Data entries
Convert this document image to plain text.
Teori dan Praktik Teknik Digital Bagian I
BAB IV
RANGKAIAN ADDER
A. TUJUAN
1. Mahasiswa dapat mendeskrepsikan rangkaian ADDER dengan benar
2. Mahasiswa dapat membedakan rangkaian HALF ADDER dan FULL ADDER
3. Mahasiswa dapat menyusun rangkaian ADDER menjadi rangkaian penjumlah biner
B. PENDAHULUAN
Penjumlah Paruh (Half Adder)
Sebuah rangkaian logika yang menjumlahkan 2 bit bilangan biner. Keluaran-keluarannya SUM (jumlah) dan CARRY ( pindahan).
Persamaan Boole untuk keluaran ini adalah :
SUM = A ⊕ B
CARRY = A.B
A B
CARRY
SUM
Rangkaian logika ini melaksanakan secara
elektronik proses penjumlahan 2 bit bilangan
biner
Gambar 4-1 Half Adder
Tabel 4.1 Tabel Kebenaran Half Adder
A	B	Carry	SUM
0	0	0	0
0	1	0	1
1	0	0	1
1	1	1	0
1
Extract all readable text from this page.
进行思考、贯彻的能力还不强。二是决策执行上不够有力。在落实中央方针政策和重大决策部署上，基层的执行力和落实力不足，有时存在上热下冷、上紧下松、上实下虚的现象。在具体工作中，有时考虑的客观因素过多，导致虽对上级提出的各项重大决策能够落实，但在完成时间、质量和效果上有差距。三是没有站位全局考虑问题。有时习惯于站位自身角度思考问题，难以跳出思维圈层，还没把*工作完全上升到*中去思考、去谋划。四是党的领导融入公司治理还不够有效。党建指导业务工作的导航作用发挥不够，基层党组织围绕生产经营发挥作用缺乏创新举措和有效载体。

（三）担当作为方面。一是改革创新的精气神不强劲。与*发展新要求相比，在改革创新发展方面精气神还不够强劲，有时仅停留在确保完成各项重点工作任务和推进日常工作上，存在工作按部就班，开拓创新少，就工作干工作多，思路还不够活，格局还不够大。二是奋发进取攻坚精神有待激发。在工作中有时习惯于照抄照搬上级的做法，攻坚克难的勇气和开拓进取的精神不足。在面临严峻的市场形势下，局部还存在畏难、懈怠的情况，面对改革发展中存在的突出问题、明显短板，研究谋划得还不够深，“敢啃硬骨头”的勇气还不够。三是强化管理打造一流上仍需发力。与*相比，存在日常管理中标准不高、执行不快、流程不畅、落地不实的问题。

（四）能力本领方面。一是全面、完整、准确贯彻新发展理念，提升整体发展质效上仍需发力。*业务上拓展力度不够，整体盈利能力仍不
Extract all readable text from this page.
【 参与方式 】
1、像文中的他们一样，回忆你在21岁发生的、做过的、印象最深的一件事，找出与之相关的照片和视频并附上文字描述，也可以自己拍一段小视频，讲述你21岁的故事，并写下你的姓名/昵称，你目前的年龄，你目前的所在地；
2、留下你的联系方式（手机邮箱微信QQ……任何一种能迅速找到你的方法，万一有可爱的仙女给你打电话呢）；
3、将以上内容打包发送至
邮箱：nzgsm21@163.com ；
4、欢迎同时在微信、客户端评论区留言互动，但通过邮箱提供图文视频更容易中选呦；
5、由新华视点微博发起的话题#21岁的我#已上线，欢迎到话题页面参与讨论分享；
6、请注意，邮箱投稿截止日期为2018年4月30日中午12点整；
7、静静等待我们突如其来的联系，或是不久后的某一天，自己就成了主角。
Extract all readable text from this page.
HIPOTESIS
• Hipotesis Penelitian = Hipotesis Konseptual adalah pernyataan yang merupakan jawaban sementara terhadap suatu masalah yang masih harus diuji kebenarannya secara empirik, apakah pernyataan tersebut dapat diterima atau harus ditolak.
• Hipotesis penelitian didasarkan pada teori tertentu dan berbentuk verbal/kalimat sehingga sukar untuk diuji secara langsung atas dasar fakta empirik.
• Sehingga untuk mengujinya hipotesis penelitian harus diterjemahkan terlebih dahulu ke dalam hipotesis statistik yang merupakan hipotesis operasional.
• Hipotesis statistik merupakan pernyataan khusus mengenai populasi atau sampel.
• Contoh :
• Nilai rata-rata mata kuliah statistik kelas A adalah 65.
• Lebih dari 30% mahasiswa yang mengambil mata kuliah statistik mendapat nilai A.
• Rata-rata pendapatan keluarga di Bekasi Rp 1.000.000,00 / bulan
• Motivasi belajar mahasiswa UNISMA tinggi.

Instructions for the task: Work out how many lines in the records above hold the string "kuliah", then give only that count.

Answer in full: 2